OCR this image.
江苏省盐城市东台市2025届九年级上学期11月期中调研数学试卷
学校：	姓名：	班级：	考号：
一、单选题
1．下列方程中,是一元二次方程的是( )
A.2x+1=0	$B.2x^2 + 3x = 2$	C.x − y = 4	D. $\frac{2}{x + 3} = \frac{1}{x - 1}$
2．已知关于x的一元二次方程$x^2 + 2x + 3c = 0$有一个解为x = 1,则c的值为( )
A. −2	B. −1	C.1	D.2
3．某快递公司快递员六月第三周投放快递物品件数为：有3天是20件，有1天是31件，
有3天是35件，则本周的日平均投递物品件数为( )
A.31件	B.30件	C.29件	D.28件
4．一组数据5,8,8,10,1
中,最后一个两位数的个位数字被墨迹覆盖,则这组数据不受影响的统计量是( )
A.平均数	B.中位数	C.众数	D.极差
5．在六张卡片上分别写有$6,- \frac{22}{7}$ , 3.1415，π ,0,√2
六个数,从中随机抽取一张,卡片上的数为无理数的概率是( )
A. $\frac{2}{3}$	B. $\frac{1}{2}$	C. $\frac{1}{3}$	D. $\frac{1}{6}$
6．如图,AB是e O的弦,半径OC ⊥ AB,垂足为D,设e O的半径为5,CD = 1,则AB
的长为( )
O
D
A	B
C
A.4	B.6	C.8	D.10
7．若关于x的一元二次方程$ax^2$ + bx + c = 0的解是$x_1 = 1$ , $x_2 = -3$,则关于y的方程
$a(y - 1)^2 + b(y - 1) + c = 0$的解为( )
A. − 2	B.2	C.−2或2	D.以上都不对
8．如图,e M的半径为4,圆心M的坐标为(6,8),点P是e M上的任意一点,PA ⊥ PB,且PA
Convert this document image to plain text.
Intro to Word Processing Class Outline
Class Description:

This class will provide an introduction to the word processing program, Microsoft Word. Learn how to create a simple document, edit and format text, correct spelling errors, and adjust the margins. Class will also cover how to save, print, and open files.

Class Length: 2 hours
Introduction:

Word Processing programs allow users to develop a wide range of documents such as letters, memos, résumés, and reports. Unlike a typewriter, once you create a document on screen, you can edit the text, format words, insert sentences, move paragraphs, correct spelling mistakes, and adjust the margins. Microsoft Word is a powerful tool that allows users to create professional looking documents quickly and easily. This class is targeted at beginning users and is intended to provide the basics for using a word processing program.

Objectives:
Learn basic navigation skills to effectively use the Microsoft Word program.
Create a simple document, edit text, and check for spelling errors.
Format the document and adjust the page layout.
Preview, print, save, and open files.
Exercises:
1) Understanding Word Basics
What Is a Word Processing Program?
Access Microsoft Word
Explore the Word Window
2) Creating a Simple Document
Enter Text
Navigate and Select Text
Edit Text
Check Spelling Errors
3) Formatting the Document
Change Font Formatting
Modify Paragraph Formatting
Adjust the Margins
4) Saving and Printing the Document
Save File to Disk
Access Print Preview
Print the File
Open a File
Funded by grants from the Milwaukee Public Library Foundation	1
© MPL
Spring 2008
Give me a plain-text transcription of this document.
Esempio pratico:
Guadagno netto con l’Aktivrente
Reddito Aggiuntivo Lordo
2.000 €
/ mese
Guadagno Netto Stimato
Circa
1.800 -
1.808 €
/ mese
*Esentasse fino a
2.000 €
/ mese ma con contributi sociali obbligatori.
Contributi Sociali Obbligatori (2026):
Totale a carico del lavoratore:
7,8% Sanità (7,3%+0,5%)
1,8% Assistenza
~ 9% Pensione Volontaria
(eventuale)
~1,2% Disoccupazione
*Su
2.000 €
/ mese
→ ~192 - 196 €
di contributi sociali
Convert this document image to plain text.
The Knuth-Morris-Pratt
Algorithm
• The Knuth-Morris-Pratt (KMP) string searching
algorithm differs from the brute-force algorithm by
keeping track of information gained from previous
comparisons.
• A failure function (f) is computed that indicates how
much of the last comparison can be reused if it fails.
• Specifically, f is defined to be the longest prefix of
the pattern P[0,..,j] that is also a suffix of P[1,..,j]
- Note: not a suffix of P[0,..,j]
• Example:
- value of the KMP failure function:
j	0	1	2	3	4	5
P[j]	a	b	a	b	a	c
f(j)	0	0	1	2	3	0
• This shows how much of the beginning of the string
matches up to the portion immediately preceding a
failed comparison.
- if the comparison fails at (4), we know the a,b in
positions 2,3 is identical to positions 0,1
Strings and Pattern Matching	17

> Exercise description:
Which lines above contain "Formatting"? Show each of them.

> Result:
3) Formatting the Document
Change Font Formatting
Modify Paragraph Formatting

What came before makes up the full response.